-- EXERCISE --
From the entries below, copy every line where the string "name" appears.

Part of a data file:
## start

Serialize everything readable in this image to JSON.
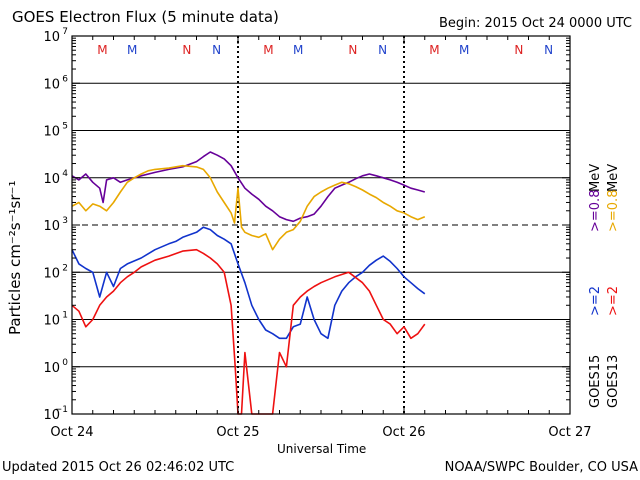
{
  "header": {
    "title": "GOES Electron Flux (5 minute data)",
    "begin": "Begin: 2015 Oct 24 0000 UTC"
  },
  "footer": {
    "updated": "Updated 2015 Oct 26 02:46:02 UTC",
    "credit": "NOAA/SWPC Boulder, CO USA"
  },
  "legend": {
    "goes15": "GOES15",
    "goes13": "GOES13",
    "ge2": ">=2",
    "ge08": ">=0.8",
    "unit": "MeV"
  },
  "chart_data": {
    "type": "line",
    "title": "GOES Electron Flux (5 minute data)",
    "xlabel": "Universal Time",
    "ylabel": "Particles cm⁻²s⁻¹sr⁻¹",
    "yscale": "log",
    "ylim": [
      0.1,
      10000000
    ],
    "xlim_hours": [
      0,
      72
    ],
    "x_ticks": [
      {
        "hour": 0,
        "label": "Oct 24"
      },
      {
        "hour": 24,
        "label": "Oct 25"
      },
      {
        "hour": 48,
        "label": "Oct 26"
      },
      {
        "hour": 72,
        "label": "Oct 27"
      }
    ],
    "y_ticks": [
      {
        "value": 0.1,
        "mantissa": "10",
        "exp": "−1"
      },
      {
        "value": 1,
        "mantissa": "10",
        "exp": "0"
      },
      {
        "value": 10,
        "mantissa": "10",
        "exp": "1"
      },
      {
        "value": 100,
        "mantissa": "10",
        "exp": "2"
      },
      {
        "value": 1000,
        "mantissa": "10",
        "exp": "3"
      },
      {
        "value": 10000,
        "mantissa": "10",
        "exp": "4"
      },
      {
        "value": 100000,
        "mantissa": "10",
        "exp": "5"
      },
      {
        "value": 1000000,
        "mantissa": "10",
        "exp": "6"
      },
      {
        "value": 10000000,
        "mantissa": "10",
        "exp": "7"
      }
    ],
    "grid": "horizontal decades",
    "dashed_threshold": 1000,
    "midnight_markers_hours": [
      24,
      48
    ],
    "local_time_markers": [
      {
        "hour": 4.4,
        "label": "M",
        "color": "#dd2222"
      },
      {
        "hour": 8.7,
        "label": "M",
        "color": "#2244cc"
      },
      {
        "hour": 16.6,
        "label": "N",
        "color": "#dd2222"
      },
      {
        "hour": 20.9,
        "label": "N",
        "color": "#2244cc"
      },
      {
        "hour": 28.4,
        "label": "M",
        "color": "#dd2222"
      },
      {
        "hour": 32.7,
        "label": "M",
        "color": "#2244cc"
      },
      {
        "hour": 40.6,
        "label": "N",
        "color": "#dd2222"
      },
      {
        "hour": 44.9,
        "label": "N",
        "color": "#2244cc"
      },
      {
        "hour": 52.4,
        "label": "M",
        "color": "#dd2222"
      },
      {
        "hour": 56.7,
        "label": "M",
        "color": "#2244cc"
      },
      {
        "hour": 64.6,
        "label": "N",
        "color": "#dd2222"
      },
      {
        "hour": 68.9,
        "label": "N",
        "color": "#2244cc"
      }
    ],
    "series": [
      {
        "name": "GOES15 >=0.8 MeV",
        "color": "#660099",
        "points": [
          [
            0,
            11000
          ],
          [
            1,
            9000
          ],
          [
            2,
            12000
          ],
          [
            3,
            8000
          ],
          [
            4,
            6000
          ],
          [
            4.5,
            3000
          ],
          [
            5,
            9000
          ],
          [
            6,
            10000
          ],
          [
            7,
            8000
          ],
          [
            8,
            9000
          ],
          [
            10,
            11000
          ],
          [
            12,
            13000
          ],
          [
            14,
            15000
          ],
          [
            16,
            17000
          ],
          [
            18,
            22000
          ],
          [
            19,
            28000
          ],
          [
            20,
            35000
          ],
          [
            21,
            30000
          ],
          [
            22,
            25000
          ],
          [
            23,
            18000
          ],
          [
            24,
            10000
          ],
          [
            25,
            6000
          ],
          [
            26,
            4500
          ],
          [
            27,
            3500
          ],
          [
            28,
            2500
          ],
          [
            29,
            2000
          ],
          [
            30,
            1500
          ],
          [
            31,
            1300
          ],
          [
            32,
            1200
          ],
          [
            33,
            1400
          ],
          [
            34,
            1500
          ],
          [
            35,
            1700
          ],
          [
            36,
            2500
          ],
          [
            37,
            4000
          ],
          [
            38,
            6000
          ],
          [
            39,
            7000
          ],
          [
            40,
            8000
          ],
          [
            41,
            9500
          ],
          [
            42,
            11000
          ],
          [
            43,
            12000
          ],
          [
            44,
            11000
          ],
          [
            45,
            10000
          ],
          [
            46,
            9000
          ],
          [
            47,
            8000
          ],
          [
            48,
            7000
          ],
          [
            49,
            6000
          ],
          [
            50,
            5500
          ],
          [
            51,
            5000
          ]
        ]
      },
      {
        "name": "GOES13 >=0.8 MeV",
        "color": "#e8a800",
        "points": [
          [
            0,
            2500
          ],
          [
            1,
            3000
          ],
          [
            2,
            2000
          ],
          [
            3,
            2800
          ],
          [
            4,
            2500
          ],
          [
            5,
            2000
          ],
          [
            6,
            3000
          ],
          [
            7,
            5000
          ],
          [
            8,
            8000
          ],
          [
            9,
            10000
          ],
          [
            10,
            12000
          ],
          [
            11,
            14000
          ],
          [
            12,
            15000
          ],
          [
            14,
            16000
          ],
          [
            16,
            18000
          ],
          [
            18,
            17000
          ],
          [
            19,
            15000
          ],
          [
            20,
            10000
          ],
          [
            21,
            5000
          ],
          [
            22,
            3000
          ],
          [
            23,
            1800
          ],
          [
            23.5,
            1100
          ],
          [
            24,
            6000
          ],
          [
            24.5,
            900
          ],
          [
            25,
            700
          ],
          [
            26,
            600
          ],
          [
            27,
            550
          ],
          [
            28,
            650
          ],
          [
            29,
            300
          ],
          [
            30,
            500
          ],
          [
            31,
            700
          ],
          [
            32,
            800
          ],
          [
            33,
            1200
          ],
          [
            34,
            2500
          ],
          [
            35,
            4000
          ],
          [
            36,
            5000
          ],
          [
            37,
            6000
          ],
          [
            38,
            7000
          ],
          [
            39,
            8000
          ],
          [
            40,
            7500
          ],
          [
            41,
            6500
          ],
          [
            42,
            5500
          ],
          [
            43,
            4500
          ],
          [
            44,
            3800
          ],
          [
            45,
            3000
          ],
          [
            46,
            2500
          ],
          [
            47,
            2000
          ],
          [
            48,
            1800
          ],
          [
            49,
            1500
          ],
          [
            50,
            1300
          ],
          [
            51,
            1500
          ]
        ]
      },
      {
        "name": "GOES15 >=2 MeV",
        "color": "#1133cc",
        "points": [
          [
            0,
            300
          ],
          [
            1,
            150
          ],
          [
            2,
            120
          ],
          [
            3,
            100
          ],
          [
            4,
            30
          ],
          [
            5,
            100
          ],
          [
            6,
            50
          ],
          [
            7,
            120
          ],
          [
            8,
            150
          ],
          [
            10,
            200
          ],
          [
            12,
            300
          ],
          [
            14,
            400
          ],
          [
            15,
            450
          ],
          [
            16,
            550
          ],
          [
            18,
            700
          ],
          [
            19,
            900
          ],
          [
            20,
            800
          ],
          [
            21,
            600
          ],
          [
            22,
            500
          ],
          [
            23,
            400
          ],
          [
            24,
            150
          ],
          [
            25,
            60
          ],
          [
            26,
            20
          ],
          [
            27,
            10
          ],
          [
            28,
            6
          ],
          [
            29,
            5
          ],
          [
            30,
            4
          ],
          [
            31,
            4
          ],
          [
            32,
            7
          ],
          [
            33,
            8
          ],
          [
            34,
            30
          ],
          [
            35,
            10
          ],
          [
            36,
            5
          ],
          [
            37,
            4
          ],
          [
            38,
            20
          ],
          [
            39,
            40
          ],
          [
            40,
            60
          ],
          [
            41,
            80
          ],
          [
            42,
            100
          ],
          [
            43,
            140
          ],
          [
            44,
            180
          ],
          [
            45,
            220
          ],
          [
            46,
            170
          ],
          [
            47,
            120
          ],
          [
            48,
            80
          ],
          [
            49,
            60
          ],
          [
            50,
            45
          ],
          [
            51,
            35
          ]
        ]
      },
      {
        "name": "GOES13 >=2 MeV",
        "color": "#ee1111",
        "points": [
          [
            0,
            20
          ],
          [
            1,
            15
          ],
          [
            2,
            7
          ],
          [
            3,
            10
          ],
          [
            4,
            20
          ],
          [
            5,
            30
          ],
          [
            6,
            40
          ],
          [
            7,
            60
          ],
          [
            8,
            80
          ],
          [
            9,
            100
          ],
          [
            10,
            130
          ],
          [
            12,
            180
          ],
          [
            14,
            220
          ],
          [
            16,
            280
          ],
          [
            18,
            300
          ],
          [
            19,
            250
          ],
          [
            20,
            200
          ],
          [
            21,
            150
          ],
          [
            22,
            100
          ],
          [
            23,
            20
          ],
          [
            23.6,
            1
          ],
          [
            24,
            0.1
          ],
          [
            24.5,
            0.1
          ],
          [
            25,
            2
          ],
          [
            26,
            0.1
          ],
          [
            27,
            0.1
          ],
          [
            28,
            0.1
          ],
          [
            29,
            0.1
          ],
          [
            30,
            2
          ],
          [
            31,
            1
          ],
          [
            32,
            20
          ],
          [
            33,
            30
          ],
          [
            34,
            40
          ],
          [
            35,
            50
          ],
          [
            36,
            60
          ],
          [
            38,
            80
          ],
          [
            40,
            100
          ],
          [
            42,
            60
          ],
          [
            43,
            40
          ],
          [
            44,
            20
          ],
          [
            45,
            10
          ],
          [
            46,
            8
          ],
          [
            47,
            5
          ],
          [
            48,
            7
          ],
          [
            49,
            4
          ],
          [
            50,
            5
          ],
          [
            51,
            8
          ]
        ]
      }
    ]
  }
}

## end

-- WRITTEN ANSWER --
        "name": "GOES15 >=0.8 MeV",
        "name": "GOES13 >=0.8 MeV",
        "name": "GOES15 >=2 MeV",
        "name": "GOES13 >=2 MeV",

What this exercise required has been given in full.